## Task instructions:
Select and reproduce each line of the listing below that bears the string "want".

(Data excerpts)
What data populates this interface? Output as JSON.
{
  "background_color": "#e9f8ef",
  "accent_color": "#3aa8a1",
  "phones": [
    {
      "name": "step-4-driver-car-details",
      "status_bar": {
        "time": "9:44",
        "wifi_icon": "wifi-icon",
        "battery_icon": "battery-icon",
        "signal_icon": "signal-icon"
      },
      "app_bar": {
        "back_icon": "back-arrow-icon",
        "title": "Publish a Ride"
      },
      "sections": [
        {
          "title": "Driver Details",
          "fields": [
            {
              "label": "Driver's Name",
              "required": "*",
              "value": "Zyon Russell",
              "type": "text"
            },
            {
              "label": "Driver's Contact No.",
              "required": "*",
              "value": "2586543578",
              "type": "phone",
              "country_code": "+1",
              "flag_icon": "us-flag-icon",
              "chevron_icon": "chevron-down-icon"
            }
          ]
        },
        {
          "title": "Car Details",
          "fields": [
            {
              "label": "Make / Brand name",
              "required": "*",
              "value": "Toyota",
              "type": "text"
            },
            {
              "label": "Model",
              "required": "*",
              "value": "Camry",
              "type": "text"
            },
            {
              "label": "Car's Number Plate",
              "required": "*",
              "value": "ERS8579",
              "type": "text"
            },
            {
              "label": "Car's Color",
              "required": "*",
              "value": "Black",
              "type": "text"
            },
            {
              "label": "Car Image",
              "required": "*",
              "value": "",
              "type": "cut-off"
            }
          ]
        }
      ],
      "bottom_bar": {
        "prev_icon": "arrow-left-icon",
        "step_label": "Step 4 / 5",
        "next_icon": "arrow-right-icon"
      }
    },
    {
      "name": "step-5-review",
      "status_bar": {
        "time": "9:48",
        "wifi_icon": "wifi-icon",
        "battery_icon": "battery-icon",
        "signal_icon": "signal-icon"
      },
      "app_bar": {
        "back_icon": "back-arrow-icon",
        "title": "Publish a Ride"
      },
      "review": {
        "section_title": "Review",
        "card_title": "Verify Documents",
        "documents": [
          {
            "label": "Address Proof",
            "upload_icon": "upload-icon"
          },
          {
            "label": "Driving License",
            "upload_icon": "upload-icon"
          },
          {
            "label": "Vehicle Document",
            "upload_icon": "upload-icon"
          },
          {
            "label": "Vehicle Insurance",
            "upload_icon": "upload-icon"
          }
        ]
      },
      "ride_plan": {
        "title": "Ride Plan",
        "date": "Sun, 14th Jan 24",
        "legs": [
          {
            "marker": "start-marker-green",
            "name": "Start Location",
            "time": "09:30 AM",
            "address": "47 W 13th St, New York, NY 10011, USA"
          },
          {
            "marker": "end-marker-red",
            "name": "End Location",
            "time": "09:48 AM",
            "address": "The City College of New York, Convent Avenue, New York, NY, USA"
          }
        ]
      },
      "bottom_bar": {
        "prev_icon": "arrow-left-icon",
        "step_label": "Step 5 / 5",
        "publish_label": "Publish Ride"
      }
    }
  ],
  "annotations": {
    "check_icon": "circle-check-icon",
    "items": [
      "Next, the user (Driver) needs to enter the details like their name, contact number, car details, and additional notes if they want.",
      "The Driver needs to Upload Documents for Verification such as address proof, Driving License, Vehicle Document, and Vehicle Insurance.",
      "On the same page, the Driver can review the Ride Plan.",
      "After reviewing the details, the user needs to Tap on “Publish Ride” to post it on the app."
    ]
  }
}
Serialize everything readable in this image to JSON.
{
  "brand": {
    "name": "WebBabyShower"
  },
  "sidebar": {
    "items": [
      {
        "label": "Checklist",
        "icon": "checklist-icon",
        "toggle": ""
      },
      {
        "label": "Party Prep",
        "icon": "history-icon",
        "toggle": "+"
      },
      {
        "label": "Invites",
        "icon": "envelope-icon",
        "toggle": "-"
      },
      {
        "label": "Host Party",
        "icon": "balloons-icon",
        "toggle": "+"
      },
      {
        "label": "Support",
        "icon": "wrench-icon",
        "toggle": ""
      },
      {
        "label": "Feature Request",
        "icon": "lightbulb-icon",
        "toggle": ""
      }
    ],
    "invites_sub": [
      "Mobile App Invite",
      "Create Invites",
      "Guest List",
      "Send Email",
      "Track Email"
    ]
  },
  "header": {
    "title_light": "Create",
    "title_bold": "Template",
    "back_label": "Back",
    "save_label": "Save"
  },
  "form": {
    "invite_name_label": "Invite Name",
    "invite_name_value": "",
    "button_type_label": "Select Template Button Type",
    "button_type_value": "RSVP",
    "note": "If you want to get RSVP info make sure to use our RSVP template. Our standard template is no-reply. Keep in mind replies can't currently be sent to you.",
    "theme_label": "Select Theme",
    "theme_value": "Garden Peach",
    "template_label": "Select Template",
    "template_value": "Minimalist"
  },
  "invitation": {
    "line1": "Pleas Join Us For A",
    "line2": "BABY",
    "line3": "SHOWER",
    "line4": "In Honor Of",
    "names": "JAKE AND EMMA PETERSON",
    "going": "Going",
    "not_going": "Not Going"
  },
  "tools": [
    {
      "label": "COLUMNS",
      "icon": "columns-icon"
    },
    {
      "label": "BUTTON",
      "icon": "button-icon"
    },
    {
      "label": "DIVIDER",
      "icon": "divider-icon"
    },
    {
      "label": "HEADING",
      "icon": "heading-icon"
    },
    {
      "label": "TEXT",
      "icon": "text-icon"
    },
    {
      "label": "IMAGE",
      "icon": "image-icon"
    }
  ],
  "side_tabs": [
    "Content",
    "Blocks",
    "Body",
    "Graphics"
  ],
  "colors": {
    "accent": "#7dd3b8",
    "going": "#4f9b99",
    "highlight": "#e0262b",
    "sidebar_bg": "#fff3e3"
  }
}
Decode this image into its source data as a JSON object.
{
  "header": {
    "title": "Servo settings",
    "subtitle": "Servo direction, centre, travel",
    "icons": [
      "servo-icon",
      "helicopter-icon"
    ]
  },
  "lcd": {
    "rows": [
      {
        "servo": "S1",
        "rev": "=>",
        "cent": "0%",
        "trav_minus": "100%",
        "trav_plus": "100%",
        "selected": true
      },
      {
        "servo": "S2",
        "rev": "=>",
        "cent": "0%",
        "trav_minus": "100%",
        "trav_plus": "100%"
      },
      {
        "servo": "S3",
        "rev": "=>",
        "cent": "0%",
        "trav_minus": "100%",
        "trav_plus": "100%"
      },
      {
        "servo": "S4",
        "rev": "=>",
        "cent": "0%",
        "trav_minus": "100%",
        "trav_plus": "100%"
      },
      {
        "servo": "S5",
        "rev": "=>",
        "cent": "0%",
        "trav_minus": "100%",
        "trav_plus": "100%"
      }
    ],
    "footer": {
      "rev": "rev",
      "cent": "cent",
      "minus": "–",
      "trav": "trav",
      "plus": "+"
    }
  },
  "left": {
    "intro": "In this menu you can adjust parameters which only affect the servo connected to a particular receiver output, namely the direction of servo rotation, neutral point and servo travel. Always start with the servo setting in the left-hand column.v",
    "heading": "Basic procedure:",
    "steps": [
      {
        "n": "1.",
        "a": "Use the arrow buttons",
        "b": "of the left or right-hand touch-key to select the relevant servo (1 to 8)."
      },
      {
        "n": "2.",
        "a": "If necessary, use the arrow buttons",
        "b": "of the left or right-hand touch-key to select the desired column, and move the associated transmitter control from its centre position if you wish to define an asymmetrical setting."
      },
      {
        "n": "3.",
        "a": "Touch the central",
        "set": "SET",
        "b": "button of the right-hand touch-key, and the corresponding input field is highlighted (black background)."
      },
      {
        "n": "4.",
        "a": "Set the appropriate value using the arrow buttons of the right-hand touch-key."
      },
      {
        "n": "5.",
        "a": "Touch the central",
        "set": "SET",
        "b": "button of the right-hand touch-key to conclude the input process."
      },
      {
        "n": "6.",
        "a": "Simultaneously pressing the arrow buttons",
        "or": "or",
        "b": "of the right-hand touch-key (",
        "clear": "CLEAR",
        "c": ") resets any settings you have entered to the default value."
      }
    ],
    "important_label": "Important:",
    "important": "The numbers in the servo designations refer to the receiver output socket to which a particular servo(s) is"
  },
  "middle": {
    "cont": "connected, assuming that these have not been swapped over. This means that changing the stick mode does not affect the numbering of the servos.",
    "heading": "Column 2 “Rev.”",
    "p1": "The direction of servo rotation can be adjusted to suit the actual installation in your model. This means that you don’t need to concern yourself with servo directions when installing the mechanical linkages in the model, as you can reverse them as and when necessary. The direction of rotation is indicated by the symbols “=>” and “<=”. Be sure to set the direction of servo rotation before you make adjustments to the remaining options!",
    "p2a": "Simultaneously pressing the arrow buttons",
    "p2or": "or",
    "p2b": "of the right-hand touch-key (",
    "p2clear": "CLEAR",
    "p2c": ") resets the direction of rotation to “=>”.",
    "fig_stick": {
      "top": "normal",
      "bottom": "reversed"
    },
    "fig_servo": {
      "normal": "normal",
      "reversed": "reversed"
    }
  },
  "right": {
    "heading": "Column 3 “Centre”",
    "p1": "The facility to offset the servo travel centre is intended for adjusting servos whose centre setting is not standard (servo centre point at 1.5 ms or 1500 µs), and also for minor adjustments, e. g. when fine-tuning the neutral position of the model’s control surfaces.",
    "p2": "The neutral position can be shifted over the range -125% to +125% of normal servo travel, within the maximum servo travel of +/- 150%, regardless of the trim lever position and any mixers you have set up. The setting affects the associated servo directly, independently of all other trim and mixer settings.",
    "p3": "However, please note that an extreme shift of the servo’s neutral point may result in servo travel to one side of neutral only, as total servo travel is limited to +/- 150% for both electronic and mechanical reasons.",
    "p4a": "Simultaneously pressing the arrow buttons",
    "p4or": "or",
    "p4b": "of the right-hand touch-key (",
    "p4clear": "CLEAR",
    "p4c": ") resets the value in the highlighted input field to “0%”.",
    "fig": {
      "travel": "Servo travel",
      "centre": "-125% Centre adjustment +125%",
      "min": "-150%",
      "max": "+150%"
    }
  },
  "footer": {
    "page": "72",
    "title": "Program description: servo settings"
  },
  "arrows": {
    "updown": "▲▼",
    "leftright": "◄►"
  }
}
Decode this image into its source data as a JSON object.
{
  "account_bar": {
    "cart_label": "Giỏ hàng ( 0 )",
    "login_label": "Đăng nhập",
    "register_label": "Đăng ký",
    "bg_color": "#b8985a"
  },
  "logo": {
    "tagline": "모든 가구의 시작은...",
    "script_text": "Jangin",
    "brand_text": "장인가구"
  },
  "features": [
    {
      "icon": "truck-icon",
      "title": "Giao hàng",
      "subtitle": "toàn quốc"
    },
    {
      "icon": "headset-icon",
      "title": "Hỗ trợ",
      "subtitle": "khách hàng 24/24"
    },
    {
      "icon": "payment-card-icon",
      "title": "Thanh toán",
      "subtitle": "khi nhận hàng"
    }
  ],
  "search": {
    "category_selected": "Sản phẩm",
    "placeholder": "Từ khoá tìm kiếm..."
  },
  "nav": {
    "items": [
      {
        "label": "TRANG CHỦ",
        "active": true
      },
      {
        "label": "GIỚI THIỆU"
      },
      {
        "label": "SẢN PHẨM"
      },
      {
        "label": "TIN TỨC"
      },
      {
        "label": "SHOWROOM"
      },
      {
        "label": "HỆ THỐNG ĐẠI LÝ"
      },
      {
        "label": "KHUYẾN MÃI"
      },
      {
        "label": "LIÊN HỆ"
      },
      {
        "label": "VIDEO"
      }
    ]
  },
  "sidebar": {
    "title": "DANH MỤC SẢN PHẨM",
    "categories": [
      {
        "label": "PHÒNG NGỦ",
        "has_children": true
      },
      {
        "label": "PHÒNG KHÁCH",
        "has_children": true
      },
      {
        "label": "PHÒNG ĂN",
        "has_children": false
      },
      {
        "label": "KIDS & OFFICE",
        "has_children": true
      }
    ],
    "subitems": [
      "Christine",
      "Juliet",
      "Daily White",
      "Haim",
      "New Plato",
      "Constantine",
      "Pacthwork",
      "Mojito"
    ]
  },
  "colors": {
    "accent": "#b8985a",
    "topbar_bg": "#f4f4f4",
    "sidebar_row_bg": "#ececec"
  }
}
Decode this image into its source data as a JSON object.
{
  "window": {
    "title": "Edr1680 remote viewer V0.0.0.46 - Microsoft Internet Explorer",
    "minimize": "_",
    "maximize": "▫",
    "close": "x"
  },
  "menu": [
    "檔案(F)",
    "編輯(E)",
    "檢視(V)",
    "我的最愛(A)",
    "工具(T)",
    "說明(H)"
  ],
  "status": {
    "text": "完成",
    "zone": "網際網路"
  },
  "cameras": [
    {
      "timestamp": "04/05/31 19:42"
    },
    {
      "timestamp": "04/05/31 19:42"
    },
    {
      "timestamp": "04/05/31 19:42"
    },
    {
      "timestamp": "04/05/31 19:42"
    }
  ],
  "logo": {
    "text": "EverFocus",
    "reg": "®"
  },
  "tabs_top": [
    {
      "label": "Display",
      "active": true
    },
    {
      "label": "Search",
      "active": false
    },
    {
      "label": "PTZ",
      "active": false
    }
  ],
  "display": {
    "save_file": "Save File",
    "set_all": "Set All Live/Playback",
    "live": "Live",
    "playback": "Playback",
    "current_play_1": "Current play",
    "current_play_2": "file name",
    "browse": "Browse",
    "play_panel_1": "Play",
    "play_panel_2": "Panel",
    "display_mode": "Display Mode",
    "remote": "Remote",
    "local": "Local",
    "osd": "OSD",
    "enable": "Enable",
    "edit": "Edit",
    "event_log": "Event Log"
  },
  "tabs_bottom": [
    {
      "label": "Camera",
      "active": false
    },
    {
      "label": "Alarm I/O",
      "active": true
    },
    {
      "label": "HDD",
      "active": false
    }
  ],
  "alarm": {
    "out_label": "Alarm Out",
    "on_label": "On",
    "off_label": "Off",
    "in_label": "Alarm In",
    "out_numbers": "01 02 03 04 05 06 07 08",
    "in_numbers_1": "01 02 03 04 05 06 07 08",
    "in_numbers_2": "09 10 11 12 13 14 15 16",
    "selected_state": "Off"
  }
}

## Exercise solution:
      "Next, the user (Driver) needs to enter the details like their name, contact number, car details, and additional notes if they want.",
    "note": "If you want to get RSVP info make sure to use our RSVP template. Our standard template is no-reply. Keep in mind replies can't currently be sent to you.",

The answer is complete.